> **Stored records**
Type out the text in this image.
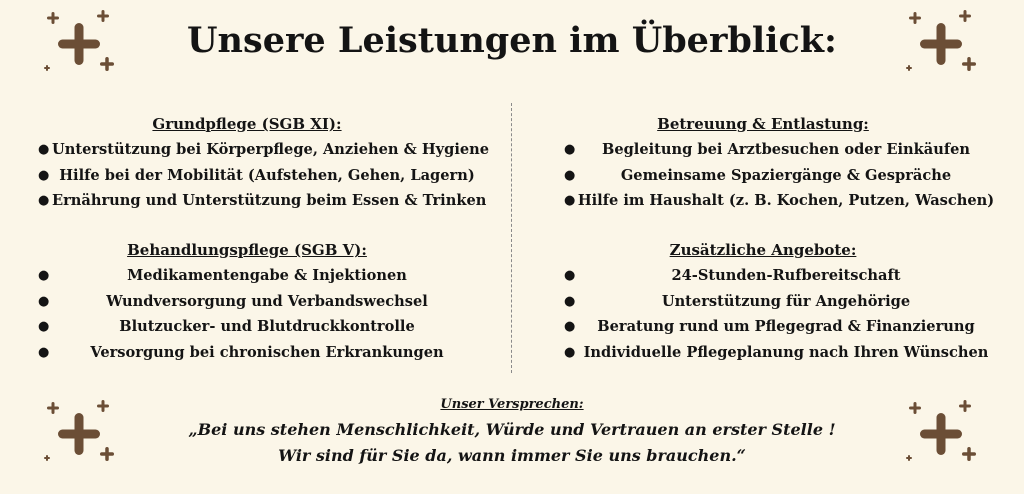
Unsere Leistungen im Überblick:
Grundpflege (SGB XI):
● Unterstützung bei Körperpflege, Anziehen & Hygiene
● Hilfe bei der Mobilität (Aufstehen, Gehen, Lagern)
● Ernährung und Unterstützung beim Essen & Trinken
Behandlungspflege (SGB V):
●	Medikamentengabe & Injektionen
●	Wundversorgung und Verbandswechsel
●	Blutzucker- und Blutdruckkontrolle
●	Versorgung bei chronischen Erkrankungen
Betreuung & Entlastung:
●	Begleitung bei Arztbesuchen oder Einkäufen
●	Gemeinsame Spaziergänge & Gespräche
● Hilfe im Haushalt (z. B. Kochen, Putzen, Waschen)
Zusätzliche Angebote:
●	24-Stunden-Rufbereitschaft
●	Unterstützung für Angehörige
●	Beratung rund um Pflegegrad & Finanzierung
● Individuelle Pflegeplanung nach Ihren Wünschen
Unser Versprechen:
„Bei uns stehen Menschlichkeit, Würde und Vertrauen an erster Stelle !
Wir sind für Sie da, wann immer Sie uns brauchen.“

> **Brief**
Repeat all of the data above word for word, minus the pictures.

> **Task solution**
Type out the text in this image.
Unsere Leistungen im Überblick:
Grundpflege (SGB XI):
● Unterstützung bei Körperpflege, Anziehen & Hygiene
● Hilfe bei der Mobilität (Aufstehen, Gehen, Lagern)
● Ernährung und Unterstützung beim Essen & Trinken
Behandlungspflege (SGB V):
●	Medikamentengabe & Injektionen
●	Wundversorgung und Verbandswechsel
●	Blutzucker- und Blutdruckkontrolle
●	Versorgung bei chronischen Erkrankungen
Betreuung & Entlastung:
●	Begleitung bei Arztbesuchen oder Einkäufen
●	Gemeinsame Spaziergänge & Gespräche
● Hilfe im Haushalt (z. B. Kochen, Putzen, Waschen)
Zusätzliche Angebote:
●	24-Stunden-Rufbereitschaft
●	Unterstützung für Angehörige
●	Beratung rund um Pflegegrad & Finanzierung
● Individuelle Pflegeplanung nach Ihren Wünschen
Unser Versprechen:
„Bei uns stehen Menschlichkeit, Würde und Vertrauen an erster Stelle !
Wir sind für Sie da, wann immer Sie uns brauchen.“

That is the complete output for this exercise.